*Exercise objective:* Where a line in the listing contains the string "Altcoin", copy that line out.
--- Begin ---
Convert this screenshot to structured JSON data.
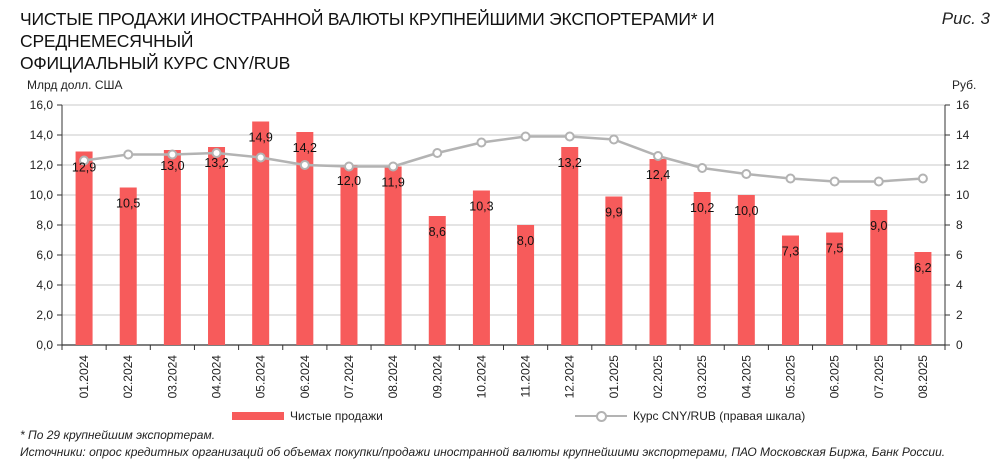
{
  "header": {
    "title_line1": "ЧИСТЫЕ ПРОДАЖИ ИНОСТРАННОЙ ВАЛЮТЫ КРУПНЕЙШИМИ ЭКСПОРТЕРАМИ* И СРЕДНЕМЕСЯЧНЫЙ",
    "title_line2": "ОФИЦИАЛЬНЫЙ КУРС CNY/RUB",
    "figure_label": "Рис. 3"
  },
  "axes": {
    "left_unit": "Млрд долл. США",
    "right_unit": "Руб.",
    "left_ticks": [
      "0,0",
      "2,0",
      "4,0",
      "6,0",
      "8,0",
      "10,0",
      "12,0",
      "14,0",
      "16,0"
    ],
    "right_ticks": [
      "0",
      "2",
      "4",
      "6",
      "8",
      "10",
      "12",
      "14",
      "16"
    ]
  },
  "legend": {
    "bar_label": "Чистые продажи",
    "line_label": "Курс CNY/RUB (правая шкала)"
  },
  "notes": {
    "footnote": "* По 29 крупнейшим экспортерам.",
    "sources": "Источники: опрос кредитных организаций об объемах покупки/продажи иностранной валюты крупнейшими экспортерами, ПАО Московская Биржа, Банк России."
  },
  "colors": {
    "bar": "#f75b5b",
    "line": "#b3b3b3",
    "grid": "#d4d4d4",
    "axis": "#333333"
  },
  "chart_data": {
    "type": "bar",
    "title": "Чистые продажи иностранной валюты крупнейшими экспортерами* и среднемесячный официальный курс CNY/RUB",
    "categories": [
      "01.2024",
      "02.2024",
      "03.2024",
      "04.2024",
      "05.2024",
      "06.2024",
      "07.2024",
      "08.2024",
      "09.2024",
      "10.2024",
      "11.2024",
      "12.2024",
      "01.2025",
      "02.2025",
      "03.2025",
      "04.2025",
      "05.2025",
      "06.2025",
      "07.2025",
      "08.2025"
    ],
    "series": [
      {
        "name": "Чистые продажи",
        "type": "bar",
        "axis": "left",
        "values": [
          12.9,
          10.5,
          13.0,
          13.2,
          14.9,
          14.2,
          12.0,
          11.9,
          8.6,
          10.3,
          8.0,
          13.2,
          9.9,
          12.4,
          10.2,
          10.0,
          7.3,
          7.5,
          9.0,
          6.2
        ],
        "labels": [
          "12,9",
          "10,5",
          "13,0",
          "13,2",
          "14,9",
          "14,2",
          "12,0",
          "11,9",
          "8,6",
          "10,3",
          "8,0",
          "13,2",
          "9,9",
          "12,4",
          "10,2",
          "10,0",
          "7,3",
          "7,5",
          "9,0",
          "6,2"
        ]
      },
      {
        "name": "Курс CNY/RUB (правая шкала)",
        "type": "line",
        "axis": "right",
        "values": [
          12.3,
          12.7,
          12.7,
          12.8,
          12.5,
          12.0,
          11.9,
          11.9,
          12.8,
          13.5,
          13.9,
          13.9,
          13.7,
          12.6,
          11.8,
          11.4,
          11.1,
          10.9,
          10.9,
          11.1
        ]
      }
    ],
    "xlabel": "",
    "ylabel": "Млрд долл. США",
    "y2label": "Руб.",
    "ylim": [
      0,
      16
    ],
    "y2lim": [
      0,
      16
    ],
    "grid": true,
    "legend_position": "bottom"
  }
}
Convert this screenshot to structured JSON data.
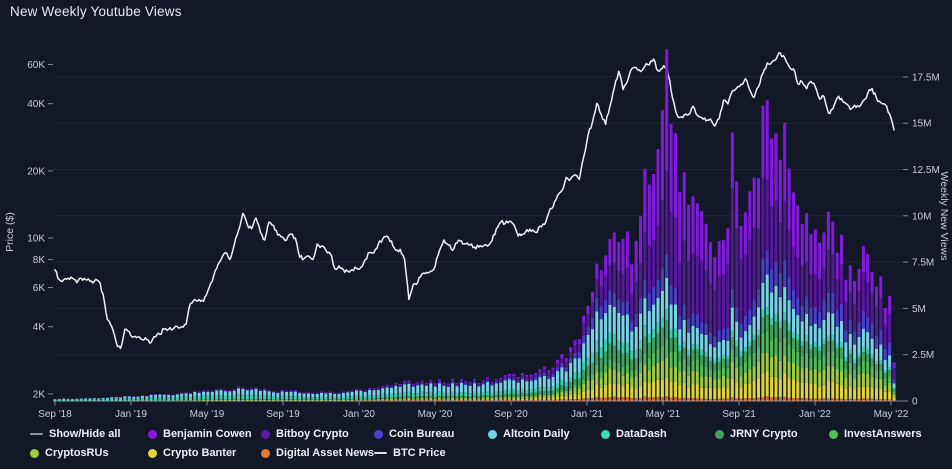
{
  "title": "New Weekly Youtube Views",
  "legend": {
    "rows": [
      [
        {
          "label": "Show/Hide all",
          "swatch": "dash",
          "color": "#8d93a5"
        },
        {
          "label": "Benjamin Cowen",
          "swatch": "dot",
          "color": "#8b15e0"
        },
        {
          "label": "Bitboy Crypto",
          "swatch": "dot",
          "color": "#5a17a5"
        },
        {
          "label": "Coin Bureau",
          "swatch": "dot",
          "color": "#4a3ed2"
        },
        {
          "label": "Altcoin Daily",
          "swatch": "dot",
          "color": "#72d3e8"
        },
        {
          "label": "DataDash",
          "swatch": "dot",
          "color": "#3bd9b5"
        },
        {
          "label": "JRNY Crypto",
          "swatch": "dot",
          "color": "#3fa35a"
        },
        {
          "label": "InvestAnswers",
          "swatch": "dot",
          "color": "#50c055"
        }
      ],
      [
        {
          "label": "CryptosRUs",
          "swatch": "dot",
          "color": "#9ecb3e"
        },
        {
          "label": "Crypto Banter",
          "swatch": "dot",
          "color": "#e2d53c"
        },
        {
          "label": "Digital Asset News",
          "swatch": "dot",
          "color": "#e07b31"
        },
        {
          "label": "BTC Price",
          "swatch": "dash",
          "color": "#dfe2ea"
        }
      ]
    ]
  },
  "chart_data": {
    "type": "combo-stacked-bar-plus-line",
    "title": "New Weekly Youtube Views",
    "x_axis": {
      "ticks": [
        "Sep '18",
        "Jan '19",
        "May '19",
        "Sep '19",
        "Jan '20",
        "May '20",
        "Sep '20",
        "Jan '21",
        "May '21",
        "Sep '21",
        "Jan '22",
        "May '22"
      ],
      "weeks_between_ticks": 17.393,
      "total_weeks": 193
    },
    "left_axis": {
      "title": "Price ($)",
      "scale": "log",
      "tick_labels": [
        "2K",
        "4K",
        "6K",
        "8K",
        "10K",
        "20K",
        "40K",
        "60K"
      ],
      "tick_values_kusd": [
        2,
        4,
        6,
        8,
        10,
        20,
        40,
        60
      ]
    },
    "right_axis": {
      "title": "Weekly New Views",
      "scale": "linear",
      "tick_labels": [
        "0",
        "2.5M",
        "5M",
        "7.5M",
        "10M",
        "12.5M",
        "15M",
        "17.5M"
      ],
      "tick_values_m": [
        0,
        2.5,
        5,
        7.5,
        10,
        12.5,
        15,
        17.5
      ]
    },
    "grid_values_m": [
      2.5,
      5,
      7.5,
      10,
      12.5,
      15,
      17.5
    ],
    "btc_line": {
      "name": "BTC Price",
      "color": "#eef0f5",
      "weekly_kusd": [
        7.2,
        6.5,
        6.5,
        6.6,
        6.6,
        6.3,
        6.6,
        6.5,
        6.4,
        6.4,
        6.4,
        5.6,
        4.3,
        4.0,
        3.4,
        3.2,
        3.9,
        3.8,
        3.6,
        3.6,
        3.5,
        3.5,
        3.4,
        3.6,
        3.7,
        3.9,
        3.9,
        3.9,
        4.0,
        4.0,
        4.1,
        5.1,
        5.3,
        5.3,
        5.2,
        5.8,
        6.4,
        7.3,
        8.0,
        8.6,
        8.0,
        9.3,
        10.8,
        12.9,
        11.5,
        11.0,
        12.3,
        10.6,
        9.8,
        11.8,
        11.4,
        10.3,
        10.1,
        9.8,
        10.4,
        10.0,
        8.2,
        8.1,
        8.3,
        8.0,
        9.4,
        9.2,
        8.8,
        8.5,
        7.3,
        7.5,
        7.2,
        7.1,
        7.2,
        7.3,
        7.4,
        8.0,
        8.6,
        8.6,
        9.4,
        9.9,
        10.2,
        9.7,
        8.8,
        8.9,
        8.0,
        5.3,
        6.2,
        6.3,
        6.9,
        7.0,
        7.1,
        7.5,
        8.8,
        9.8,
        9.3,
        8.8,
        9.5,
        9.7,
        9.4,
        9.3,
        9.1,
        9.1,
        9.2,
        9.2,
        9.7,
        11.0,
        11.8,
        11.6,
        11.9,
        11.5,
        10.2,
        10.4,
        10.9,
        10.7,
        10.6,
        11.3,
        11.5,
        13.0,
        13.8,
        15.5,
        16.3,
        18.7,
        18.4,
        19.2,
        18.3,
        23.1,
        29.0,
        33.1,
        40.2,
        35.8,
        32.3,
        38.9,
        47.2,
        55.9,
        46.3,
        50.4,
        57.4,
        58.1,
        55.8,
        58.9,
        59.8,
        63.5,
        56.2,
        57.8,
        58.9,
        46.0,
        37.3,
        34.7,
        35.7,
        35.8,
        39.0,
        35.5,
        34.7,
        33.5,
        34.2,
        31.8,
        34.3,
        41.5,
        39.9,
        45.6,
        47.1,
        48.9,
        51.8,
        46.1,
        42.7,
        47.7,
        54.7,
        60.9,
        61.3,
        63.3,
        67.6,
        64.4,
        58.7,
        57.3,
        49.2,
        50.1,
        46.7,
        50.4,
        47.7,
        41.9,
        43.1,
        36.4,
        37.9,
        42.4,
        42.2,
        40.1,
        37.7,
        39.4,
        38.8,
        41.3,
        44.5,
        46.8,
        42.3,
        40.4,
        39.7,
        36.0,
        30.5
      ]
    },
    "views_total_m": {
      "keyframe_weeks": [
        0,
        9,
        17,
        26,
        35,
        44,
        52,
        61,
        70,
        80,
        87,
        96,
        104,
        110,
        117,
        120,
        122,
        124,
        126,
        128,
        130,
        132,
        134,
        136,
        138,
        139,
        140,
        141,
        142,
        144,
        146,
        148,
        150,
        152,
        154,
        155,
        156,
        157,
        158,
        160,
        162,
        163,
        164,
        166,
        168,
        170,
        172,
        174,
        175,
        176,
        178,
        180,
        182,
        184,
        186,
        188,
        190,
        191,
        192
      ],
      "values": [
        0.12,
        0.15,
        0.28,
        0.38,
        0.55,
        0.75,
        0.55,
        0.48,
        0.6,
        1.0,
        1.05,
        1.1,
        1.3,
        1.5,
        2.4,
        3.2,
        5.6,
        7.4,
        8.6,
        9.6,
        8.8,
        8.2,
        11.0,
        13.4,
        13.0,
        15.7,
        19.0,
        14.8,
        13.3,
        12.0,
        10.6,
        9.8,
        8.5,
        7.8,
        8.4,
        14.5,
        12.9,
        10.4,
        11.6,
        13.0,
        14.2,
        14.8,
        14.5,
        14.3,
        12.1,
        10.9,
        10.1,
        10.2,
        9.6,
        10.5,
        8.8,
        7.9,
        7.2,
        7.4,
        7.3,
        6.4,
        5.5,
        5.4,
        1.9
      ]
    },
    "stack_order_bottom_to_top": [
      "Digital Asset News",
      "Crypto Banter",
      "CryptosRUs",
      "InvestAnswers",
      "JRNY Crypto",
      "DataDash",
      "Altcoin Daily",
      "Coin Bureau",
      "Bitboy Crypto",
      "Benjamin Cowen"
    ],
    "series_colors": {
      "Digital Asset News": "#d4692f",
      "Crypto Banter": "#e0d43a",
      "CryptosRUs": "#9fcb40",
      "InvestAnswers": "#52bd55",
      "JRNY Crypto": "#3fa35a",
      "DataDash": "#3ecfb2",
      "Altcoin Daily": "#76d2e8",
      "Coin Bureau": "#4a3ecf",
      "Bitboy Crypto": "#56169e",
      "Benjamin Cowen": "#8318e0"
    },
    "channel_share_keyframes": {
      "weeks": [
        0,
        35,
        70,
        104,
        122,
        140,
        155,
        168,
        180,
        192
      ],
      "shares": {
        "Digital Asset News": [
          0.0,
          0.02,
          0.05,
          0.04,
          0.03,
          0.013,
          0.014,
          0.015,
          0.015,
          0.017
        ],
        "Crypto Banter": [
          0.0,
          0.0,
          0.01,
          0.04,
          0.09,
          0.058,
          0.069,
          0.083,
          0.09,
          0.083
        ],
        "CryptosRUs": [
          0.06,
          0.07,
          0.08,
          0.08,
          0.09,
          0.058,
          0.062,
          0.075,
          0.09,
          0.083
        ],
        "InvestAnswers": [
          0.0,
          0.0,
          0.01,
          0.02,
          0.05,
          0.053,
          0.055,
          0.071,
          0.083,
          0.067
        ],
        "JRNY Crypto": [
          0.02,
          0.03,
          0.05,
          0.09,
          0.1,
          0.053,
          0.048,
          0.058,
          0.058,
          0.056
        ],
        "DataDash": [
          0.55,
          0.36,
          0.25,
          0.15,
          0.09,
          0.032,
          0.024,
          0.029,
          0.032,
          0.028
        ],
        "Altcoin Daily": [
          0.33,
          0.4,
          0.4,
          0.37,
          0.22,
          0.089,
          0.083,
          0.108,
          0.122,
          0.111
        ],
        "Coin Bureau": [
          0.0,
          0.02,
          0.04,
          0.08,
          0.1,
          0.066,
          0.069,
          0.092,
          0.109,
          0.111
        ],
        "Bitboy Crypto": [
          0.02,
          0.05,
          0.06,
          0.07,
          0.14,
          0.237,
          0.379,
          0.192,
          0.218,
          0.278
        ],
        "Benjamin Cowen": [
          0.02,
          0.05,
          0.05,
          0.06,
          0.09,
          0.341,
          0.197,
          0.277,
          0.183,
          0.166
        ]
      }
    },
    "colors": {
      "background": "#131827",
      "gridline": "rgba(255,255,255,0.07)",
      "axis_line": "rgba(190,196,214,0.65)",
      "tick_text": "#c9cdd9"
    }
  }
}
--- End ---
*Output:*
          "label": "Altcoin Daily",
      "Altcoin Daily",
      "Altcoin Daily": "#76d2e8",
        "Altcoin Daily": [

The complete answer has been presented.